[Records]
++++

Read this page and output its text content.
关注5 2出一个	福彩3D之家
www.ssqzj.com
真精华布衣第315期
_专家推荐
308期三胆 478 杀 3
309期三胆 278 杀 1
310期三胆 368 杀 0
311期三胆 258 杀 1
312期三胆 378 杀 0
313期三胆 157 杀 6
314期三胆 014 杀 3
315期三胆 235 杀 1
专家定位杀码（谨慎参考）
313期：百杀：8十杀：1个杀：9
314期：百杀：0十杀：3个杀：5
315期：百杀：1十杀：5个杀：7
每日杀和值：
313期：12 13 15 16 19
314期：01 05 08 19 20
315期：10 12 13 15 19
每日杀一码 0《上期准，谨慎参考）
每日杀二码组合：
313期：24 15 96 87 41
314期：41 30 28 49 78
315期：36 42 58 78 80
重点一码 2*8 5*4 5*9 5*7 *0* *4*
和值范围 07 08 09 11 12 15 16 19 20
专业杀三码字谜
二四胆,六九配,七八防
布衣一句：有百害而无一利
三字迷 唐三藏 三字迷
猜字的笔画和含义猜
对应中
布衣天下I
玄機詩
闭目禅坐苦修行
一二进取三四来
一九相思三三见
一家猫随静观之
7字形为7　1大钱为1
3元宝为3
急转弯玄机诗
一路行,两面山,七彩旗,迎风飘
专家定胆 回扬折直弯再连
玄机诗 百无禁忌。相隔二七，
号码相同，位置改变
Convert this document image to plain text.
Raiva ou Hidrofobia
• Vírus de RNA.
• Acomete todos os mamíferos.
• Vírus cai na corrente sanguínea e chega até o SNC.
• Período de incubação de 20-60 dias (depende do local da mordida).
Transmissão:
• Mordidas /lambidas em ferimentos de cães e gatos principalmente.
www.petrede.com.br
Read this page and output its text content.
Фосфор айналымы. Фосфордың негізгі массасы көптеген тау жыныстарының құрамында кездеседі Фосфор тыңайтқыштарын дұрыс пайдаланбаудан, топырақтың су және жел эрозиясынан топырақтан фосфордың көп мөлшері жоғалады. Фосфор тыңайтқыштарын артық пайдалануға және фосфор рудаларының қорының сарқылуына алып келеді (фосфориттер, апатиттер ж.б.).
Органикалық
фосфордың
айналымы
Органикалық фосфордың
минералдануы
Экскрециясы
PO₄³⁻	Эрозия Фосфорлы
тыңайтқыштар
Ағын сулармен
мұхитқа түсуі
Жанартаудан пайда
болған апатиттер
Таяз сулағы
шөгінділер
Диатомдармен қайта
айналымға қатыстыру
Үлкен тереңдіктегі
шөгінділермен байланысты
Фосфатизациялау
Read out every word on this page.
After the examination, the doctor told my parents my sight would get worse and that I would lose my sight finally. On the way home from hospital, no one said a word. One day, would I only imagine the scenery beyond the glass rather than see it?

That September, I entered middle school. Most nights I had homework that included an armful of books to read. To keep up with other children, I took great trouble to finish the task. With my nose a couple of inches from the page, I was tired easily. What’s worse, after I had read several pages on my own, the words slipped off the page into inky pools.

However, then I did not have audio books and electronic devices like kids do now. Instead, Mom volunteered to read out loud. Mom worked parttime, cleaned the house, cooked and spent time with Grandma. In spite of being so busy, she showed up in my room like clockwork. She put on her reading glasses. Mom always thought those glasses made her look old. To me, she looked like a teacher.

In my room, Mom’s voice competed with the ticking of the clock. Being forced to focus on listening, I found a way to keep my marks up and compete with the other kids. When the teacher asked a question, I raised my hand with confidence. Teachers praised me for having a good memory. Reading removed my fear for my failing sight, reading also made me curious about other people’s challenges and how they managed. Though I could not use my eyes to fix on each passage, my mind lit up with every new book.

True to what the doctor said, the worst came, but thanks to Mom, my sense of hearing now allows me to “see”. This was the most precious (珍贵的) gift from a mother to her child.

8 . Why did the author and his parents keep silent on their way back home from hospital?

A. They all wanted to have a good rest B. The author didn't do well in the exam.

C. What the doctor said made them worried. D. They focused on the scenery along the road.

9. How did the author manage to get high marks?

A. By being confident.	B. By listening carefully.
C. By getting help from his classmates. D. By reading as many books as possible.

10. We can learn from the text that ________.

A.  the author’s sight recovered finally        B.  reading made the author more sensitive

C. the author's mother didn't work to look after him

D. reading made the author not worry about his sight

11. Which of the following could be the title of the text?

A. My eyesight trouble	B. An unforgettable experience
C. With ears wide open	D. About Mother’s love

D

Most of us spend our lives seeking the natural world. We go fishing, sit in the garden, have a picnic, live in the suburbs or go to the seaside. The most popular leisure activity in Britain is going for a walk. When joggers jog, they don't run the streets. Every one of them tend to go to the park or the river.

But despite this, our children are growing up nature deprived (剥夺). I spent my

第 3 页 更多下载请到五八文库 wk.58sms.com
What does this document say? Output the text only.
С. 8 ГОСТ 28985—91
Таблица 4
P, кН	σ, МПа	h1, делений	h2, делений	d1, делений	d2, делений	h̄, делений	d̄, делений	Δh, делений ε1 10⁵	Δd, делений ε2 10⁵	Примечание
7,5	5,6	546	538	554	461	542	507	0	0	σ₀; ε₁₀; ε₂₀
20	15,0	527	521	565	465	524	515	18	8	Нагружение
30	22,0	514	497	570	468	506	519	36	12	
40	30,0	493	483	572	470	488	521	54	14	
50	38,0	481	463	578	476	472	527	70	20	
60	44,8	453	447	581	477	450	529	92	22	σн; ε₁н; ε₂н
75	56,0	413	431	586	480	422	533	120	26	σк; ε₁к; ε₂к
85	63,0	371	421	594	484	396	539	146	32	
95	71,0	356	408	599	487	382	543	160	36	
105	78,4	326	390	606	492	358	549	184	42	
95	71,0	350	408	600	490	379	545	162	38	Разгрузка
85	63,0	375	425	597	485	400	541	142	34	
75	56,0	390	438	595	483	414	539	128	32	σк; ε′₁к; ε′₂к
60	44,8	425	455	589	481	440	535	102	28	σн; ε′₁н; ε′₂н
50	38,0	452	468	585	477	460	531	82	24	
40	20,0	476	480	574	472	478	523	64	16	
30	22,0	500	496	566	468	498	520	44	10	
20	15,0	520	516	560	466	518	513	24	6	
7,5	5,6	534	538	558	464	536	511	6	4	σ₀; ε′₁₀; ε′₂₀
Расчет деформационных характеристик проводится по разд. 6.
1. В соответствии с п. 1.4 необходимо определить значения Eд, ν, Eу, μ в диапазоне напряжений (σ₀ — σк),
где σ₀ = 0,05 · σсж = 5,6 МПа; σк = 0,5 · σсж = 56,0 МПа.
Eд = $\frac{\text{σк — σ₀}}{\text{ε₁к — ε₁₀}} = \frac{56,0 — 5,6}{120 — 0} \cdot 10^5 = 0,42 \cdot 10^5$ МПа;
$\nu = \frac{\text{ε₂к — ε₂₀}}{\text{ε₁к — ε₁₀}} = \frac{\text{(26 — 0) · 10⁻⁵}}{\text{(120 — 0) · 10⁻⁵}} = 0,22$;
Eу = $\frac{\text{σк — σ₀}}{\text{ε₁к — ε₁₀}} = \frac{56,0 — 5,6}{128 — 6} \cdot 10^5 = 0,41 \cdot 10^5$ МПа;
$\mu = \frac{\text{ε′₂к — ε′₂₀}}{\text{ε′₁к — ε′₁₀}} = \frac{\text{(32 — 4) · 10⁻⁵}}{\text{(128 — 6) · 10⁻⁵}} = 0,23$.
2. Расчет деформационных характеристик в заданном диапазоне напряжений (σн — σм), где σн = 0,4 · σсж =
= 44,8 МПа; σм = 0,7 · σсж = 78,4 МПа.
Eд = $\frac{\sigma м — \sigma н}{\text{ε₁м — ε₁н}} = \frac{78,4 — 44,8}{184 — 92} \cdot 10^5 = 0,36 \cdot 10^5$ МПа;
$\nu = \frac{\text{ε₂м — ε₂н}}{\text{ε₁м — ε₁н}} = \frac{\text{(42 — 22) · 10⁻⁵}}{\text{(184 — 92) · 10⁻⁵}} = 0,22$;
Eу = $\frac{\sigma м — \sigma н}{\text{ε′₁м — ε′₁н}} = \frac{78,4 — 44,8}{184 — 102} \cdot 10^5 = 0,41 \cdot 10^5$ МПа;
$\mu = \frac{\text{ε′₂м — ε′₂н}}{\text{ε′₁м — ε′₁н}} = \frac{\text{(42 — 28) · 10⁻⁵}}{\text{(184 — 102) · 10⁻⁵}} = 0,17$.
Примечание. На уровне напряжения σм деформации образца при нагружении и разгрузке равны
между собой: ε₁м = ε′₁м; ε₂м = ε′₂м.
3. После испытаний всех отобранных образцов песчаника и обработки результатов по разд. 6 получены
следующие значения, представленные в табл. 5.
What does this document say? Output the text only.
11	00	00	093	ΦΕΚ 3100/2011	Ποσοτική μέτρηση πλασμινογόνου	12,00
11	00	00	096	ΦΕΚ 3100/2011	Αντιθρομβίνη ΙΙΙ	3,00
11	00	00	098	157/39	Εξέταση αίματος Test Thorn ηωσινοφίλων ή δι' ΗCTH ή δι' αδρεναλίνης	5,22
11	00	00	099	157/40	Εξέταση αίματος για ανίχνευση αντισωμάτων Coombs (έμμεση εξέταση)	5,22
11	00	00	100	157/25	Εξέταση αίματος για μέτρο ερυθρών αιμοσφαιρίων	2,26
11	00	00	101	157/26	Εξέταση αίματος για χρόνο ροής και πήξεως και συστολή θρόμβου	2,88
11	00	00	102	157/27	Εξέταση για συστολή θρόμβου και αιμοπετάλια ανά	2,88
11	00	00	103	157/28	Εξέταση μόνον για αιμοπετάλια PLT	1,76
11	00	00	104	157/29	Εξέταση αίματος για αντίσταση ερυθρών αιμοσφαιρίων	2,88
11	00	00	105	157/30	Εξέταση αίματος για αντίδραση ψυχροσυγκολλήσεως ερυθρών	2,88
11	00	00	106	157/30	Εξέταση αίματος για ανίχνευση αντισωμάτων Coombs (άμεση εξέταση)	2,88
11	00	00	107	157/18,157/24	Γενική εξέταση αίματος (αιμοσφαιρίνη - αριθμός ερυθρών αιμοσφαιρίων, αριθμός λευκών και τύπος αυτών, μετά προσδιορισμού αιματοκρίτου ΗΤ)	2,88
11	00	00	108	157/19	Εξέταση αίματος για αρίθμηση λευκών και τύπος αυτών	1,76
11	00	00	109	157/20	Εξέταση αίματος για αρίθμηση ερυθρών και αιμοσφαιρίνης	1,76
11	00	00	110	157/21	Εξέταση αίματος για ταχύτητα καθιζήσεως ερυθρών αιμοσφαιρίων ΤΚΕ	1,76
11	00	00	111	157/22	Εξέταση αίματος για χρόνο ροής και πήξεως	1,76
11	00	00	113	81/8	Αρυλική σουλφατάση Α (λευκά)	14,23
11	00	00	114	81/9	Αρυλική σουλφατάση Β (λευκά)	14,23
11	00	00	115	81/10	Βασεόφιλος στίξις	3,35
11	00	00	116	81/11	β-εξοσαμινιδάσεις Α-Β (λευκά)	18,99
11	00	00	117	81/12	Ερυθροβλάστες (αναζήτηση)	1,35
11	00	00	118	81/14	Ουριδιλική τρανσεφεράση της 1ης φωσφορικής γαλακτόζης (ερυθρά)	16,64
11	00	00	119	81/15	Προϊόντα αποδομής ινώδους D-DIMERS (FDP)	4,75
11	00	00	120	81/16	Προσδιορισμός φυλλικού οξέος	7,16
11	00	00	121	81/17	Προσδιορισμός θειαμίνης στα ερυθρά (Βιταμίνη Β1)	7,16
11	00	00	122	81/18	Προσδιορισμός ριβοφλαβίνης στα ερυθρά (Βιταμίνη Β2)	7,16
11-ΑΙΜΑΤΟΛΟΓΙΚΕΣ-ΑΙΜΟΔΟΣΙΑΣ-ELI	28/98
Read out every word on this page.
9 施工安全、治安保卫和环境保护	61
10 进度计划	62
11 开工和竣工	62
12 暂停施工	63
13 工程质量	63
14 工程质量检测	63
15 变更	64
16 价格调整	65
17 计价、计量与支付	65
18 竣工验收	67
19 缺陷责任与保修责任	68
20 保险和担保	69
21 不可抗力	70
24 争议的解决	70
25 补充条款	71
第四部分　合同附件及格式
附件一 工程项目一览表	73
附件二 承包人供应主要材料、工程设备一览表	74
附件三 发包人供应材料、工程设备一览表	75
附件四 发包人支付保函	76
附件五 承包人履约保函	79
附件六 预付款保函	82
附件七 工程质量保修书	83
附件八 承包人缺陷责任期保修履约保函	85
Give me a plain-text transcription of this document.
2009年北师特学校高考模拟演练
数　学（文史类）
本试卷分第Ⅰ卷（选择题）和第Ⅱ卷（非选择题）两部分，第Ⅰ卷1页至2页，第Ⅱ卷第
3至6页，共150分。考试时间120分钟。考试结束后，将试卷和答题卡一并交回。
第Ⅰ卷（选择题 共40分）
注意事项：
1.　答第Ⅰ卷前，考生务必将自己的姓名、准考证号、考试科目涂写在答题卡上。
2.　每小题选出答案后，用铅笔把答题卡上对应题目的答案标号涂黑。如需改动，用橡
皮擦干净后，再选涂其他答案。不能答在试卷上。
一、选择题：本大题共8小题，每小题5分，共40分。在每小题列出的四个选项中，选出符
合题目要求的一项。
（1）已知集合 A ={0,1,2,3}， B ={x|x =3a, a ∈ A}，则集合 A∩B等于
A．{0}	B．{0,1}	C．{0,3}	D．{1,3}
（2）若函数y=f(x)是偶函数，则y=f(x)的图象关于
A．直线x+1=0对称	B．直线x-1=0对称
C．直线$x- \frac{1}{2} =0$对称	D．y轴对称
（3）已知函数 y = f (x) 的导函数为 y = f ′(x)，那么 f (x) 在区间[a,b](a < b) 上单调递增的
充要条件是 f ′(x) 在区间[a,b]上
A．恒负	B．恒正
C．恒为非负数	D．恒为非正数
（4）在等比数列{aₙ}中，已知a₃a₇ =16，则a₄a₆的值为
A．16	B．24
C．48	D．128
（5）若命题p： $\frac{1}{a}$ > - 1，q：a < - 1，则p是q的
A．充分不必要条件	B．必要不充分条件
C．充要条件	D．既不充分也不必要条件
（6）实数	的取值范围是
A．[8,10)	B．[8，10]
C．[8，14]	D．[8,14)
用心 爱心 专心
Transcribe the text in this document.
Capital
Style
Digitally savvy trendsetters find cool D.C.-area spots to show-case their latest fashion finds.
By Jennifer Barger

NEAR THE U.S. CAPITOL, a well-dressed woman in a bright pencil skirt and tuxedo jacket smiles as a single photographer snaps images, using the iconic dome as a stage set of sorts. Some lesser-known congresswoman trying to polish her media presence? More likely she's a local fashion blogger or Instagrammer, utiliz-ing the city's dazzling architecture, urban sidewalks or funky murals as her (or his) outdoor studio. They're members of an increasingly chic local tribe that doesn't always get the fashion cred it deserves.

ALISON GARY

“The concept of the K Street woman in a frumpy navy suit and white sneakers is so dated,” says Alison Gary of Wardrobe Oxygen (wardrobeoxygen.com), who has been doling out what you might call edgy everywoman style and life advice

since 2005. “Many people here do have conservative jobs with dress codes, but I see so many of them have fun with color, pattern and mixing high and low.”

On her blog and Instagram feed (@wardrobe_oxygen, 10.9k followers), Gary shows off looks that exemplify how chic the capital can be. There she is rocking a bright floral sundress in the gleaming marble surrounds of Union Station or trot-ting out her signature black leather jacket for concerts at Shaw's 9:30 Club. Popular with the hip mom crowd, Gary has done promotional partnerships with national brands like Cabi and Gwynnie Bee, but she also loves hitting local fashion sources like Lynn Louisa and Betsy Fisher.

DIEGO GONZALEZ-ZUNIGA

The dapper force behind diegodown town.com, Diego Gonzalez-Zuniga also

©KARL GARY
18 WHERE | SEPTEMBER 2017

++++

- [Task description]
Return the line that contains "Transcribe the text in this document." and all lines after it, verbatim, and nothing else.

- [The output]
Transcribe the text in this document.
Capital
Style
Digitally savvy trendsetters find cool D.C.-area spots to show-case their latest fashion finds.
By Jennifer Barger

NEAR THE U.S. CAPITOL, a well-dressed woman in a bright pencil skirt and tuxedo jacket smiles as a single photographer snaps images, using the iconic dome as a stage set of sorts. Some lesser-known congresswoman trying to polish her media presence? More likely she's a local fashion blogger or Instagrammer, utiliz-ing the city's dazzling architecture, urban sidewalks or funky murals as her (or his) outdoor studio. They're members of an increasingly chic local tribe that doesn't always get the fashion cred it deserves.

ALISON GARY

“The concept of the K Street woman in a frumpy navy suit and white sneakers is so dated,” says Alison Gary of Wardrobe Oxygen (wardrobeoxygen.com), who has been doling out what you might call edgy everywoman style and life advice

since 2005. “Many people here do have conservative jobs with dress codes, but I see so many of them have fun with color, pattern and mixing high and low.”

On her blog and Instagram feed (@wardrobe_oxygen, 10.9k followers), Gary shows off looks that exemplify how chic the capital can be. There she is rocking a bright floral sundress in the gleaming marble surrounds of Union Station or trot-ting out her signature black leather jacket for concerts at Shaw's 9:30 Club. Popular with the hip mom crowd, Gary has done promotional partnerships with national brands like Cabi and Gwynnie Bee, but she also loves hitting local fashion sources like Lynn Louisa and Betsy Fisher.

DIEGO GONZALEZ-ZUNIGA

The dapper force behind diegodown town.com, Diego Gonzalez-Zuniga also

©KARL GARY
18 WHERE | SEPTEMBER 2017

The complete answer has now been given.